# start of DATA IN THIS EXERCISE
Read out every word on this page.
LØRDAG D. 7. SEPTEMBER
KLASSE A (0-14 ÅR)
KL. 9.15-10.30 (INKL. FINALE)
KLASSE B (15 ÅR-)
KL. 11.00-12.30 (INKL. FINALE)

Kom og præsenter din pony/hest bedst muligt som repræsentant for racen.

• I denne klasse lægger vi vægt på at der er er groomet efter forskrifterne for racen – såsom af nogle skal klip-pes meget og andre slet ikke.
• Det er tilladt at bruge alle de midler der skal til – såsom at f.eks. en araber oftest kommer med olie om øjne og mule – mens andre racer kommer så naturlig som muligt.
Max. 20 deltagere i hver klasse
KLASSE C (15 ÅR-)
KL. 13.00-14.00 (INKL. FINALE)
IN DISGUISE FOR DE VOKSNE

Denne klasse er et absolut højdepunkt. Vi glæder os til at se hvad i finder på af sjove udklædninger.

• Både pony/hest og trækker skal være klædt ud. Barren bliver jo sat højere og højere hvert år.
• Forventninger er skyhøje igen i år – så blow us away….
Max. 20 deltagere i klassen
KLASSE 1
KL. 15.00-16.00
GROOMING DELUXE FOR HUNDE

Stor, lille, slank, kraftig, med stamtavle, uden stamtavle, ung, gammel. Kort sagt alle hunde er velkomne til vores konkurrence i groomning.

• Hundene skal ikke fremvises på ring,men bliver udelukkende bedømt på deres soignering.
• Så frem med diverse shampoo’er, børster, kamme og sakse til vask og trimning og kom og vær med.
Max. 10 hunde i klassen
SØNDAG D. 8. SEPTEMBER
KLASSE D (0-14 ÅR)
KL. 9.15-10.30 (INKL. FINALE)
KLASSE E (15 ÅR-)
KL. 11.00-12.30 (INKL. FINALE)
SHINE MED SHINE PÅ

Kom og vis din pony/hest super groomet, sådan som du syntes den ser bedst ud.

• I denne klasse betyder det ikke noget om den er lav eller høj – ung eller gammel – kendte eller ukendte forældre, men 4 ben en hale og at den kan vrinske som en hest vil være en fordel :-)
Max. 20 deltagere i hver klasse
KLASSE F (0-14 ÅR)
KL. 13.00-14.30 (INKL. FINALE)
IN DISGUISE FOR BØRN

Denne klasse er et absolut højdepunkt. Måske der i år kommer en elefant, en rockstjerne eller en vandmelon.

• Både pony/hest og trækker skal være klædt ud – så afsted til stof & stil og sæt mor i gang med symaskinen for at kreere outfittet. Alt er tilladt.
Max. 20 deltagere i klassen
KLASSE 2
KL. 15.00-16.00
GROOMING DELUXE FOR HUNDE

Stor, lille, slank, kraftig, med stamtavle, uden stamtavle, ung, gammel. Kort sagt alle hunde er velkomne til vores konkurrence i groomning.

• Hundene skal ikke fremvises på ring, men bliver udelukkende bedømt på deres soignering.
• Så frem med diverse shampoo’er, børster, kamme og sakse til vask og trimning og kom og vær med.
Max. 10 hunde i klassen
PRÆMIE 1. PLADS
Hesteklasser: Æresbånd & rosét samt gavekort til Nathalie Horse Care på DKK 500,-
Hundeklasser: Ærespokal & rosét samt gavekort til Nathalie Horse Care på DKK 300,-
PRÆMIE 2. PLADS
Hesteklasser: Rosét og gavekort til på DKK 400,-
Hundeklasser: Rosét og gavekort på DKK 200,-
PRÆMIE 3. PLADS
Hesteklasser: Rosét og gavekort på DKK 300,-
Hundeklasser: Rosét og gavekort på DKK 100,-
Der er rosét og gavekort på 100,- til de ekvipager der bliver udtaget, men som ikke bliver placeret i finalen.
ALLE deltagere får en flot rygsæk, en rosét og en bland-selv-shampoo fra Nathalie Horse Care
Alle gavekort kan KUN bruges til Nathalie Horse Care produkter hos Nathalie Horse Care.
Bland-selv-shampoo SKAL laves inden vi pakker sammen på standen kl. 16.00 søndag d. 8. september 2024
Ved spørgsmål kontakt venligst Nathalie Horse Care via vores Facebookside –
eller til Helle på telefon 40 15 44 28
# end of DATA IN THIS EXERCISE
* _GOAL_
Extract every record and return it verbatim.

* _FINISHED EXERCISE_
Read out every word on this page.
LØRDAG D. 7. SEPTEMBER
KLASSE A (0-14 ÅR)
KL. 9.15-10.30 (INKL. FINALE)
KLASSE B (15 ÅR-)
KL. 11.00-12.30 (INKL. FINALE)

Kom og præsenter din pony/hest bedst muligt som repræsentant for racen.

• I denne klasse lægger vi vægt på at der er er groomet efter forskrifterne for racen – såsom af nogle skal klip-pes meget og andre slet ikke.
• Det er tilladt at bruge alle de midler der skal til – såsom at f.eks. en araber oftest kommer med olie om øjne og mule – mens andre racer kommer så naturlig som muligt.
Max. 20 deltagere i hver klasse
KLASSE C (15 ÅR-)
KL. 13.00-14.00 (INKL. FINALE)
IN DISGUISE FOR DE VOKSNE

Denne klasse er et absolut højdepunkt. Vi glæder os til at se hvad i finder på af sjove udklædninger.

• Både pony/hest og trækker skal være klædt ud. Barren bliver jo sat højere og højere hvert år.
• Forventninger er skyhøje igen i år – så blow us away….
Max. 20 deltagere i klassen
KLASSE 1
KL. 15.00-16.00
GROOMING DELUXE FOR HUNDE

Stor, lille, slank, kraftig, med stamtavle, uden stamtavle, ung, gammel. Kort sagt alle hunde er velkomne til vores konkurrence i groomning.

• Hundene skal ikke fremvises på ring,men bliver udelukkende bedømt på deres soignering.
• Så frem med diverse shampoo’er, børster, kamme og sakse til vask og trimning og kom og vær med.
Max. 10 hunde i klassen
SØNDAG D. 8. SEPTEMBER
KLASSE D (0-14 ÅR)
KL. 9.15-10.30 (INKL. FINALE)
KLASSE E (15 ÅR-)
KL. 11.00-12.30 (INKL. FINALE)
SHINE MED SHINE PÅ

Kom og vis din pony/hest super groomet, sådan som du syntes den ser bedst ud.

• I denne klasse betyder det ikke noget om den er lav eller høj – ung eller gammel – kendte eller ukendte forældre, men 4 ben en hale og at den kan vrinske som en hest vil være en fordel :-)
Max. 20 deltagere i hver klasse
KLASSE F (0-14 ÅR)
KL. 13.00-14.30 (INKL. FINALE)
IN DISGUISE FOR BØRN

Denne klasse er et absolut højdepunkt. Måske der i år kommer en elefant, en rockstjerne eller en vandmelon.

• Både pony/hest og trækker skal være klædt ud – så afsted til stof & stil og sæt mor i gang med symaskinen for at kreere outfittet. Alt er tilladt.
Max. 20 deltagere i klassen
KLASSE 2
KL. 15.00-16.00
GROOMING DELUXE FOR HUNDE

Stor, lille, slank, kraftig, med stamtavle, uden stamtavle, ung, gammel. Kort sagt alle hunde er velkomne til vores konkurrence i groomning.

• Hundene skal ikke fremvises på ring, men bliver udelukkende bedømt på deres soignering.
• Så frem med diverse shampoo’er, børster, kamme og sakse til vask og trimning og kom og vær med.
Max. 10 hunde i klassen
PRÆMIE 1. PLADS
Hesteklasser: Æresbånd & rosét samt gavekort til Nathalie Horse Care på DKK 500,-
Hundeklasser: Ærespokal & rosét samt gavekort til Nathalie Horse Care på DKK 300,-
PRÆMIE 2. PLADS
Hesteklasser: Rosét og gavekort til på DKK 400,-
Hundeklasser: Rosét og gavekort på DKK 200,-
PRÆMIE 3. PLADS
Hesteklasser: Rosét og gavekort på DKK 300,-
Hundeklasser: Rosét og gavekort på DKK 100,-
Der er rosét og gavekort på 100,- til de ekvipager der bliver udtaget, men som ikke bliver placeret i finalen.
ALLE deltagere får en flot rygsæk, en rosét og en bland-selv-shampoo fra Nathalie Horse Care
Alle gavekort kan KUN bruges til Nathalie Horse Care produkter hos Nathalie Horse Care.
Bland-selv-shampoo SKAL laves inden vi pakker sammen på standen kl. 16.00 søndag d. 8. september 2024
Ved spørgsmål kontakt venligst Nathalie Horse Care via vores Facebookside –
eller til Helle på telefon 40 15 44 28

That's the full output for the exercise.